=== Deine Aufgabe ===
Schreibe die Zeilen zwischen der Zeile mit „Bar xyxy=(336,93,480,168)“ und der Zeile mit „Text: 3: 3 xyxy=(218,95,224,104)“, beide eingeschlossen, unverändert ab.

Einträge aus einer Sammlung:
---------------
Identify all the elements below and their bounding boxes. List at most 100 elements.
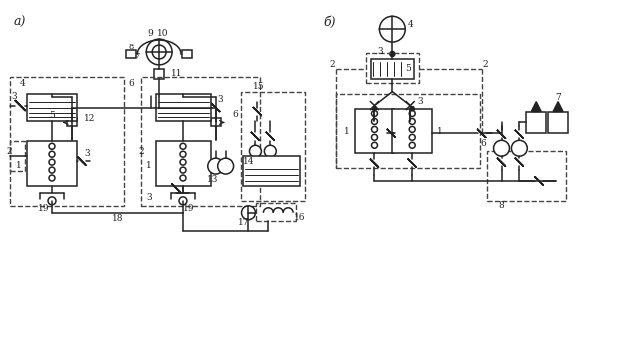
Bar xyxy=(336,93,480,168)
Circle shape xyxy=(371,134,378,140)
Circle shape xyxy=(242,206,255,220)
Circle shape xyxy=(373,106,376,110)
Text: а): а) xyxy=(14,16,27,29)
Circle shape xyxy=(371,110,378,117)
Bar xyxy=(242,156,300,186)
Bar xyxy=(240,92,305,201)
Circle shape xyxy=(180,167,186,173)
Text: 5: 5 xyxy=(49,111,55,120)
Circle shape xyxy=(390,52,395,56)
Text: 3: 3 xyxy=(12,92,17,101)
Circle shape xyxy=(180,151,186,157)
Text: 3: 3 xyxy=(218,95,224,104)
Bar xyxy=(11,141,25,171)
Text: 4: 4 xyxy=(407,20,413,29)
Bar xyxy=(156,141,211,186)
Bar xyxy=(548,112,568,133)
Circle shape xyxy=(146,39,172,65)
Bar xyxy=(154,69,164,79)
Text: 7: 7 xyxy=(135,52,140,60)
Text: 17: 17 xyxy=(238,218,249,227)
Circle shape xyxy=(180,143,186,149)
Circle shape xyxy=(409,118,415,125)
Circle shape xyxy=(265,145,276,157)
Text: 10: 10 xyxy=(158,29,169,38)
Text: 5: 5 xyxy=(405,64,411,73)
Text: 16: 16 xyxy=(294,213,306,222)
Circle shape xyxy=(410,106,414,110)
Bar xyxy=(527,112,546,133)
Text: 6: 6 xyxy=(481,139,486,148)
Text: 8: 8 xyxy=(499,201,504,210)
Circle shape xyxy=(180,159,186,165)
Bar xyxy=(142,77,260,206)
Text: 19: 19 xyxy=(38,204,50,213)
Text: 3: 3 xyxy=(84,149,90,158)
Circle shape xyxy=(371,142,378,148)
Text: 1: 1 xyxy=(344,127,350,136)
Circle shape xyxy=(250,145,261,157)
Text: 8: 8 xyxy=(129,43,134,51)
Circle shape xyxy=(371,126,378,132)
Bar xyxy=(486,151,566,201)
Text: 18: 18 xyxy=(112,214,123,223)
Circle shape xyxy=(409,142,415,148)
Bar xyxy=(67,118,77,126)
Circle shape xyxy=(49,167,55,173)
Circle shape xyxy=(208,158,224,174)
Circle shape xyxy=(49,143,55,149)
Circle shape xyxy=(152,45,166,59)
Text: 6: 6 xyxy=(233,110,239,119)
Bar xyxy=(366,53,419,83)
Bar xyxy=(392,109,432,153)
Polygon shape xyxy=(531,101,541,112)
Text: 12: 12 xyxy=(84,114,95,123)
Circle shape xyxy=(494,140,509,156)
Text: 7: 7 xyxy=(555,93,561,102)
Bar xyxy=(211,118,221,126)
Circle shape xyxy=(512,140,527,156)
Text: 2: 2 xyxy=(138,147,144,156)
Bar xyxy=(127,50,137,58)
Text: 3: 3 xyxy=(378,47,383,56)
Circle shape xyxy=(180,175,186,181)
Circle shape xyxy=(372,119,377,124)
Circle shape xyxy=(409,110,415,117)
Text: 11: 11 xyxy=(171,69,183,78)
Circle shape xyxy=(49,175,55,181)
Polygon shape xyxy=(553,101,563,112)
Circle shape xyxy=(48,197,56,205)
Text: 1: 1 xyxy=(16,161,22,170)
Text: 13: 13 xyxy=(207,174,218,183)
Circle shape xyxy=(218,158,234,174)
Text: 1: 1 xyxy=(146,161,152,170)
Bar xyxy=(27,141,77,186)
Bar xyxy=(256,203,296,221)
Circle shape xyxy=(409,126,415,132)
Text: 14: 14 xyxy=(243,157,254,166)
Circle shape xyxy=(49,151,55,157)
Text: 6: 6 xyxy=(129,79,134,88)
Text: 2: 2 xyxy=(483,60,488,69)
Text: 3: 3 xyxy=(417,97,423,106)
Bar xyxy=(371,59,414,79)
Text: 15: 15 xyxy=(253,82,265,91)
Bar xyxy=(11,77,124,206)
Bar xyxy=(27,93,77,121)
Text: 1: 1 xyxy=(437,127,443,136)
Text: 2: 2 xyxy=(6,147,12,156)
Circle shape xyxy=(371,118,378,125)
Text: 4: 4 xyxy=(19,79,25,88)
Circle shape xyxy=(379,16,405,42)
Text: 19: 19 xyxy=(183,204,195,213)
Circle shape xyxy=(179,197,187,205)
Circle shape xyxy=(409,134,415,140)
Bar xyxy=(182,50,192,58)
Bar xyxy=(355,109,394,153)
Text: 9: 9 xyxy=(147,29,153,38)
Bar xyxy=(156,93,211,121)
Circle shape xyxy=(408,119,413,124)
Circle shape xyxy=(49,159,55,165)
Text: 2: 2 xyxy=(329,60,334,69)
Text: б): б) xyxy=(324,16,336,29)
---------------
=== Antwort ===
Bar xyxy=(336,93,480,168)
Circle shape xyxy=(371,134,378,140)
Circle shape xyxy=(242,206,255,220)
Circle shape xyxy=(373,106,376,110)
Text: а): а) xyxy=(14,16,27,29)
Circle shape xyxy=(371,110,378,117)
Bar xyxy=(242,156,300,186)
Bar xyxy=(240,92,305,201)
Circle shape xyxy=(180,167,186,173)
Text: 5: 5 xyxy=(49,111,55,120)
Circle shape xyxy=(390,52,395,56)
Text: 3: 3 xyxy=(12,92,17,101)
Circle shape xyxy=(180,151,186,157)
Text: 3: 3 xyxy=(218,95,224,104)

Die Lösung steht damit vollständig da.